**Brief**
Find the number of lines in these records where the word "color" appears. Reply with that number and nothing more.

**Stored records**
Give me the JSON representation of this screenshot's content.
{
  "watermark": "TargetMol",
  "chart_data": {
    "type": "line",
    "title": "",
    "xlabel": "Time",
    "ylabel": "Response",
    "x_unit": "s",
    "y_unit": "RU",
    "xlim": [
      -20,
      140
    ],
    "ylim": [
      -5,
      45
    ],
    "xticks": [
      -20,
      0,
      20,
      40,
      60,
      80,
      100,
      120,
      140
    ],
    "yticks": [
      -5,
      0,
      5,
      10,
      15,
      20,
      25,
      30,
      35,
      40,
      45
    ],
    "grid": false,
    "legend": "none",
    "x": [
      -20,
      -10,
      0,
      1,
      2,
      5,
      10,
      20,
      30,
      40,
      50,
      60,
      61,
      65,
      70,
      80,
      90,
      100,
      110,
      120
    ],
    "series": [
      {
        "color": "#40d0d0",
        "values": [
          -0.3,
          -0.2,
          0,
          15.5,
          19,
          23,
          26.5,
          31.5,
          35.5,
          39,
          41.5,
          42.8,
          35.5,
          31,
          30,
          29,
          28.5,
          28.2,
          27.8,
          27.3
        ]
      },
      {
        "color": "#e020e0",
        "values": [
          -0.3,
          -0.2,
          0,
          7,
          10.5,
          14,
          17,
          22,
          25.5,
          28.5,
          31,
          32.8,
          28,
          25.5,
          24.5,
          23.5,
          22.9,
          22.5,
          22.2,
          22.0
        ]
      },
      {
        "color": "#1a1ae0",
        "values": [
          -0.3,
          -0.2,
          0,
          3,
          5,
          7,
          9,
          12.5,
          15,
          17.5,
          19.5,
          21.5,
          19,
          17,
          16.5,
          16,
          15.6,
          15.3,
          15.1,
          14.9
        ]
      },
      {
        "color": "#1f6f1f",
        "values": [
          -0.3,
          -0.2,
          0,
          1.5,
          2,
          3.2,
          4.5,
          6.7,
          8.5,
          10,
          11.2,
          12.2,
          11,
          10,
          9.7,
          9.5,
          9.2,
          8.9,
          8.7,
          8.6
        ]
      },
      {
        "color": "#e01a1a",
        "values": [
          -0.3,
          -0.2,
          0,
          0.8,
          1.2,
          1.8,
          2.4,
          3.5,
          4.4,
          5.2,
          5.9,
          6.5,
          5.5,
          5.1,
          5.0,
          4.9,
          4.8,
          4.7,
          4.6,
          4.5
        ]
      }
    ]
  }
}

**Result**
5